Transcribe every entry word for word. Skip the pictures.

§ **Information given**:
- - - - -
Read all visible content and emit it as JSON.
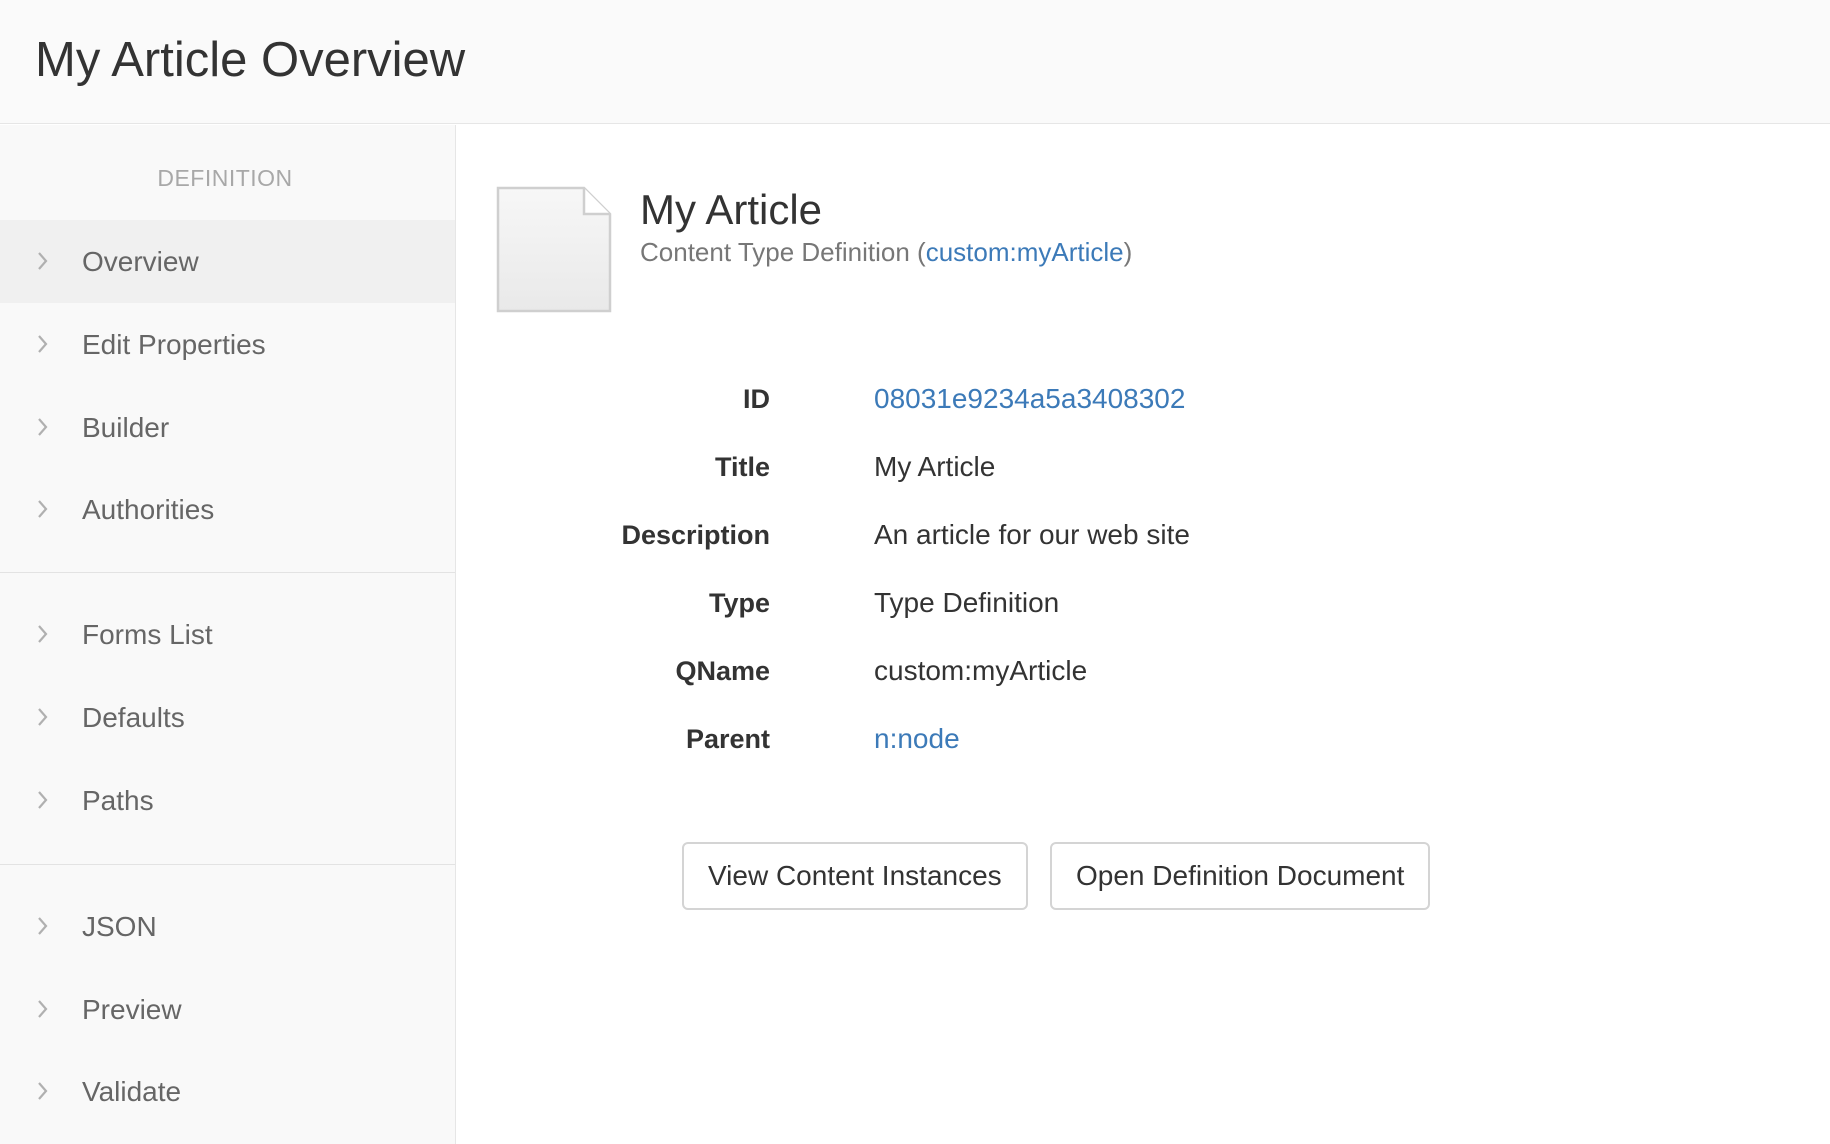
{
  "header": {
    "title": "My Article Overview"
  },
  "sidebar": {
    "heading": "DEFINITION",
    "groups": [
      [
        {
          "label": "Overview",
          "active": true
        },
        {
          "label": "Edit Properties"
        },
        {
          "label": "Builder"
        },
        {
          "label": "Authorities"
        }
      ],
      [
        {
          "label": "Forms List"
        },
        {
          "label": "Defaults"
        },
        {
          "label": "Paths"
        }
      ],
      [
        {
          "label": "JSON"
        },
        {
          "label": "Preview"
        },
        {
          "label": "Validate"
        }
      ]
    ]
  },
  "item": {
    "title": "My Article",
    "subtitle_prefix": "Content Type Definition (",
    "subtitle_link": "custom:myArticle",
    "subtitle_suffix": ")",
    "icon": "document-icon"
  },
  "properties": [
    {
      "label": "ID",
      "value": "08031e9234a5a3408302",
      "link": true
    },
    {
      "label": "Title",
      "value": "My Article",
      "link": false
    },
    {
      "label": "Description",
      "value": "An article for our web site",
      "link": false
    },
    {
      "label": "Type",
      "value": "Type Definition",
      "link": false
    },
    {
      "label": "QName",
      "value": "custom:myArticle",
      "link": false
    },
    {
      "label": "Parent",
      "value": "n:node",
      "link": true
    }
  ],
  "actions": {
    "view_instances": "View Content Instances",
    "open_definition": "Open Definition Document"
  },
  "colors": {
    "link": "#3c7ab8",
    "sidebar_bg": "#f9f9f9",
    "active_bg": "#f0f0f0"
  }
}
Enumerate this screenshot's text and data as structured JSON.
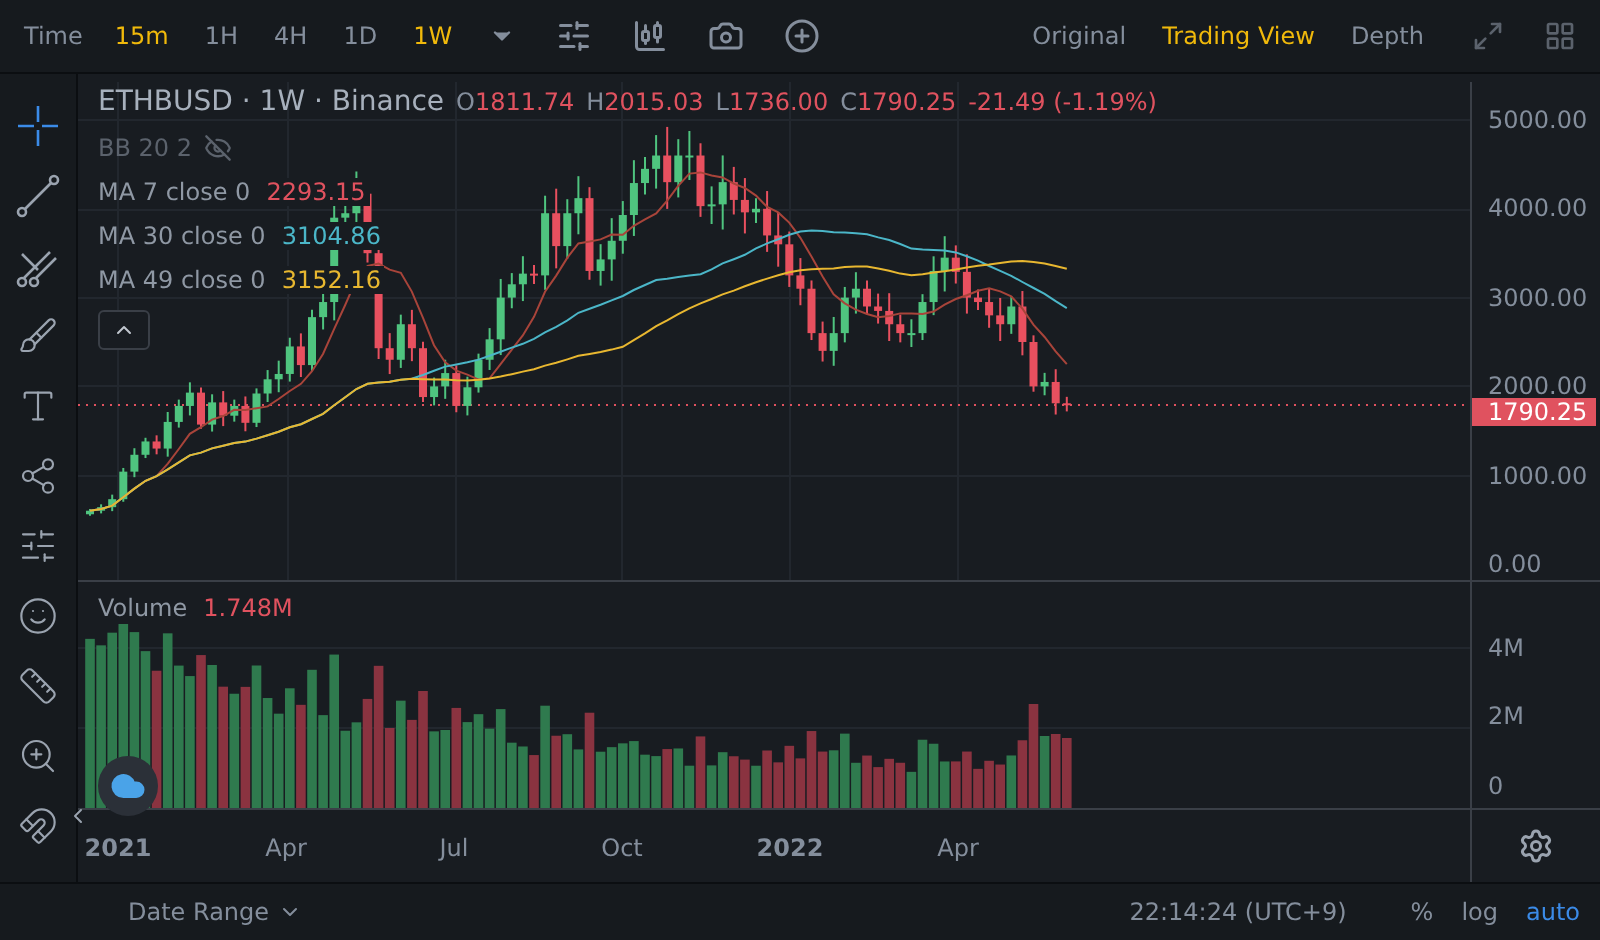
{
  "toolbar": {
    "time_label": "Time",
    "intervals": [
      {
        "label": "15m",
        "selected": true
      },
      {
        "label": "1H",
        "selected": false
      },
      {
        "label": "4H",
        "selected": false
      },
      {
        "label": "1D",
        "selected": false
      },
      {
        "label": "1W",
        "selected": true
      }
    ],
    "views": [
      {
        "label": "Original",
        "selected": false
      },
      {
        "label": "Trading View",
        "selected": true
      },
      {
        "label": "Depth",
        "selected": false
      }
    ]
  },
  "tools": [
    {
      "kind": "crosshair",
      "selected": true
    },
    {
      "kind": "line",
      "selected": false
    },
    {
      "kind": "pitchfork",
      "selected": false
    },
    {
      "kind": "brush",
      "selected": false
    },
    {
      "kind": "text",
      "selected": false
    },
    {
      "kind": "pattern",
      "selected": false
    },
    {
      "kind": "sliders",
      "selected": false
    },
    {
      "kind": "smile",
      "selected": false
    },
    {
      "kind": "ruler",
      "selected": false
    },
    {
      "kind": "zoom",
      "selected": false
    },
    {
      "kind": "magnet",
      "selected": false
    }
  ],
  "legend": {
    "title": "ETHBUSD · 1W · Binance",
    "ohlc": [
      {
        "label": "O",
        "value": "1811.74"
      },
      {
        "label": "H",
        "value": "2015.03"
      },
      {
        "label": "L",
        "value": "1736.00"
      },
      {
        "label": "C",
        "value": "1790.25"
      }
    ],
    "change": "-21.49 (-1.19%)",
    "indicators": [
      {
        "kind": "bb",
        "label": "BB 20 2",
        "hidden": true
      },
      {
        "kind": "ma",
        "label": "MA 7 close 0",
        "value": "2293.15",
        "color": "#e0525f"
      },
      {
        "kind": "ma",
        "label": "MA 30 close 0",
        "value": "3104.86",
        "color": "#4bb6c8"
      },
      {
        "kind": "ma",
        "label": "MA 49 close 0",
        "value": "3152.16",
        "color": "#e8b730"
      }
    ]
  },
  "price_axis": [
    "5000.00",
    "4000.00",
    "3000.00",
    "2000.00",
    "1000.00",
    "0.00"
  ],
  "last_price": "1790.25",
  "volume": {
    "label": "Volume",
    "value": "1.748M"
  },
  "volume_axis": [
    "4M",
    "2M",
    "0"
  ],
  "time_axis": [
    {
      "label": "2021",
      "kind": "year"
    },
    {
      "label": "Apr",
      "kind": "month"
    },
    {
      "label": "Jul",
      "kind": "month"
    },
    {
      "label": "Oct",
      "kind": "month"
    },
    {
      "label": "2022",
      "kind": "year"
    },
    {
      "label": "Apr",
      "kind": "month"
    }
  ],
  "bottom": {
    "date_range": "Date Range",
    "time": "22:14:24 (UTC+9)",
    "scale_modes": [
      {
        "label": "%",
        "selected": false
      },
      {
        "label": "log",
        "selected": false
      },
      {
        "label": "auto",
        "selected": true
      }
    ]
  }
}
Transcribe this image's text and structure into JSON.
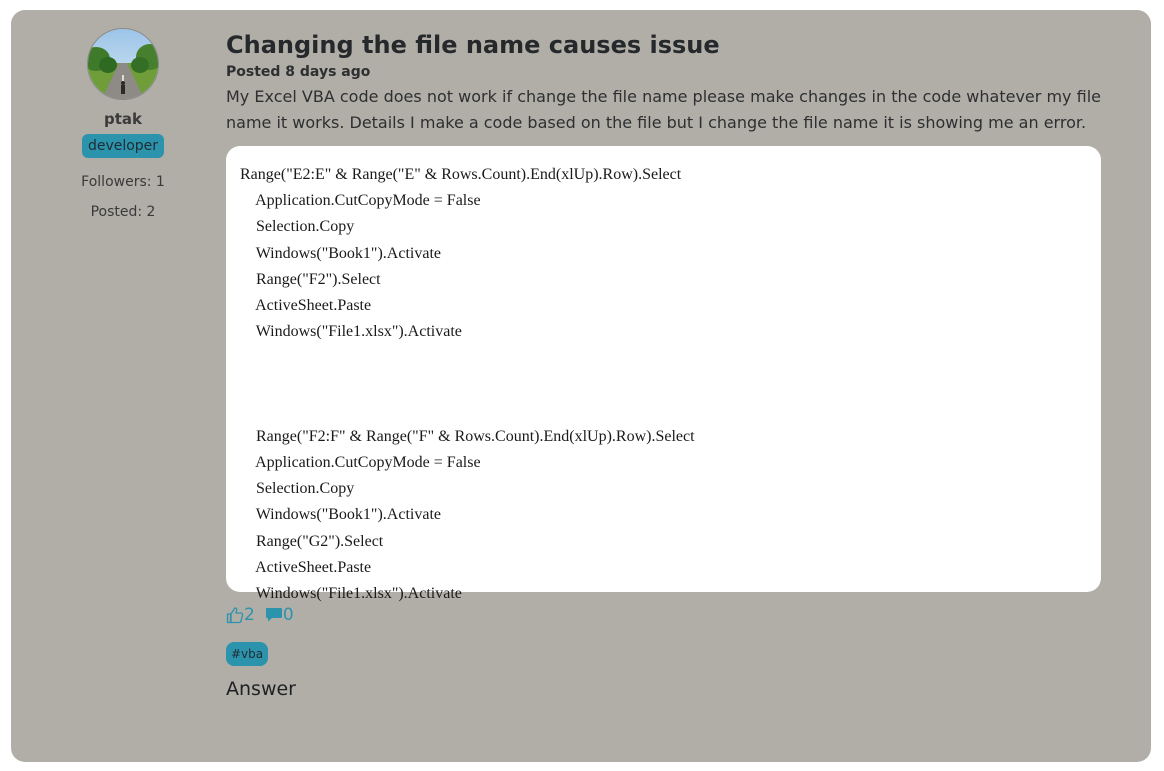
{
  "post": {
    "title": "Changing the file name causes issue",
    "meta": "Posted 8 days ago",
    "body": "My Excel VBA code does not work if change the file name please make changes in the code whatever my file name it works. Details I make a code based on the file but I change the file name it is showing me an error.",
    "code_lines": [
      "Range(\"E2:E\" & Range(\"E\" & Rows.Count).End(xlUp).Row).Select",
      "    Application.CutCopyMode = False",
      "    Selection.Copy",
      "    Windows(\"Book1\").Activate",
      "    Range(\"F2\").Select",
      "    ActiveSheet.Paste",
      "    Windows(\"File1.xlsx\").Activate",
      "",
      "",
      "",
      "    Range(\"F2:F\" & Range(\"F\" & Rows.Count).End(xlUp).Row).Select",
      "    Application.CutCopyMode = False",
      "    Selection.Copy",
      "    Windows(\"Book1\").Activate",
      "    Range(\"G2\").Select",
      "    ActiveSheet.Paste",
      "    Windows(\"File1.xlsx\").Activate"
    ],
    "likes": "2",
    "comments": "0",
    "tag": "#vba",
    "answer_label": "Answer"
  },
  "author": {
    "name": "ptak",
    "role": "developer",
    "followers": "Followers: 1",
    "posted": "Posted: 2",
    "avatar_icon": "avatar-photo-road"
  },
  "colors": {
    "card_bg": "#b1aea7",
    "accent": "#2c93ad",
    "code_bg": "#ffffff"
  }
}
- - - - -
§ **Solved problem**:
Read all visible content and emit it as JSON.
{
  "header": {
    "title": "My Article Overview"
  },
  "sidebar": {
    "heading": "DEFINITION",
    "groups": [
      [
        {
          "label": "Overview",
          "active": true
        },
        {
          "label": "Edit Properties"
        },
        {
          "label": "Builder"
        },
        {
          "label": "Authorities"
        }
      ],
      [
        {
          "label": "Forms List"
        },
        {
          "label": "Defaults"
        },
        {
          "label": "Paths"
        }
      ],
      [
        {
          "label": "JSON"
        },
        {
          "label": "Preview"
        },
        {
          "label": "Validate"
        }
      ]
    ]
  },
  "item": {
    "title": "My Article",
    "subtitle_prefix": "Content Type Definition (",
    "subtitle_link": "custom:myArticle",
    "subtitle_suffix": ")",
    "icon": "document-icon"
  },
  "properties": [
    {
      "label": "ID",
      "value": "08031e9234a5a3408302",
      "link": true
    },
    {
      "label": "Title",
      "value": "My Article",
      "link": false
    },
    {
      "label": "Description",
      "value": "An article for our web site",
      "link": false
    },
    {
      "label": "Type",
      "value": "Type Definition",
      "link": false
    },
    {
      "label": "QName",
      "value": "custom:myArticle",
      "link": false
    },
    {
      "label": "Parent",
      "value": "n:node",
      "link": true
    }
  ],
  "actions": {
    "view_instances": "View Content Instances",
    "open_definition": "Open Definition Document"
  },
  "colors": {
    "link": "#3c7ab8",
    "sidebar_bg": "#f9f9f9",
    "active_bg": "#f0f0f0"
  }
}
Enumerate this screenshot's text and data as structured JSON.
{
  "toolbar": {
    "time_label": "Time",
    "intervals": [
      {
        "label": "15m",
        "selected": true
      },
      {
        "label": "1H",
        "selected": false
      },
      {
        "label": "4H",
        "selected": false
      },
      {
        "label": "1D",
        "selected": false
      },
      {
        "label": "1W",
        "selected": true
      }
    ],
    "views": [
      {
        "label": "Original",
        "selected": false
      },
      {
        "label": "Trading View",
        "selected": true
      },
      {
        "label": "Depth",
        "selected": false
      }
    ]
  },
  "tools": [
    {
      "kind": "crosshair",
      "selected": true
    },
    {
      "kind": "line",
      "selected": false
    },
    {
      "kind": "pitchfork",
      "selected": false
    },
    {
      "kind": "brush",
      "selected": false
    },
    {
      "kind": "text",
      "selected": false
    },
    {
      "kind": "pattern",
      "selected": false
    },
    {
      "kind": "sliders",
      "selected": false
    },
    {
      "kind": "smile",
      "selected": false
    },
    {
      "kind": "ruler",
      "selected": false
    },
    {
      "kind": "zoom",
      "selected": false
    },
    {
      "kind": "magnet",
      "selected": false
    }
  ],
  "legend": {
    "title": "ETHBUSD · 1W · Binance",
    "ohlc": [
      {
        "label": "O",
        "value": "1811.74"
      },
      {
        "label": "H",
        "value": "2015.03"
      },
      {
        "label": "L",
        "value": "1736.00"
      },
      {
        "label": "C",
        "value": "1790.25"
      }
    ],
    "change": "-21.49 (-1.19%)",
    "indicators": [
      {
        "kind": "bb",
        "label": "BB 20 2",
        "hidden": true
      },
      {
        "kind": "ma",
        "label": "MA 7 close 0",
        "value": "2293.15",
        "color": "#e0525f"
      },
      {
        "kind": "ma",
        "label": "MA 30 close 0",
        "value": "3104.86",
        "color": "#4bb6c8"
      },
      {
        "kind": "ma",
        "label": "MA 49 close 0",
        "value": "3152.16",
        "color": "#e8b730"
      }
    ]
  },
  "price_axis": [
    "5000.00",
    "4000.00",
    "3000.00",
    "2000.00",
    "1000.00",
    "0.00"
  ],
  "last_price": "1790.25",
  "volume": {
    "label": "Volume",
    "value": "1.748M"
  },
  "volume_axis": [
    "4M",
    "2M",
    "0"
  ],
  "time_axis": [
    {
      "label": "2021",
      "kind": "year"
    },
    {
      "label": "Apr",
      "kind": "month"
    },
    {
      "label": "Jul",
      "kind": "month"
    },
    {
      "label": "Oct",
      "kind": "month"
    },
    {
      "label": "2022",
      "kind": "year"
    },
    {
      "label": "Apr",
      "kind": "month"
    }
  ],
  "bottom": {
    "date_range": "Date Range",
    "time": "22:14:24 (UTC+9)",
    "scale_modes": [
      {
        "label": "%",
        "selected": false
      },
      {
        "label": "log",
        "selected": false
      },
      {
        "label": "auto",
        "selected": true
      }
    ]
  }
}
Transcribe this image's text and structure into JSON.
{
  "post": {
    "title": "Changing the file name causes issue",
    "meta": "Posted 8 days ago",
    "body": "My Excel VBA code does not work if change the file name please make changes in the code whatever my file name it works. Details I make a code based on the file but I change the file name it is showing me an error.",
    "code_lines": [
      "Range(\"E2:E\" & Range(\"E\" & Rows.Count).End(xlUp).Row).Select",
      "    Application.CutCopyMode = False",
      "    Selection.Copy",
      "    Windows(\"Book1\").Activate",
      "    Range(\"F2\").Select",
      "    ActiveSheet.Paste",
      "    Windows(\"File1.xlsx\").Activate",
      "",
      "",
      "",
      "    Range(\"F2:F\" & Range(\"F\" & Rows.Count).End(xlUp).Row).Select",
      "    Application.CutCopyMode = False",
      "    Selection.Copy",
      "    Windows(\"Book1\").Activate",
      "    Range(\"G2\").Select",
      "    ActiveSheet.Paste",
      "    Windows(\"File1.xlsx\").Activate"
    ],
    "likes": "2",
    "comments": "0",
    "tag": "#vba",
    "answer_label": "Answer"
  },
  "author": {
    "name": "ptak",
    "role": "developer",
    "followers": "Followers: 1",
    "posted": "Posted: 2",
    "avatar_icon": "avatar-photo-road"
  },
  "colors": {
    "card_bg": "#b1aea7",
    "accent": "#2c93ad",
    "code_bg": "#ffffff"
  }
}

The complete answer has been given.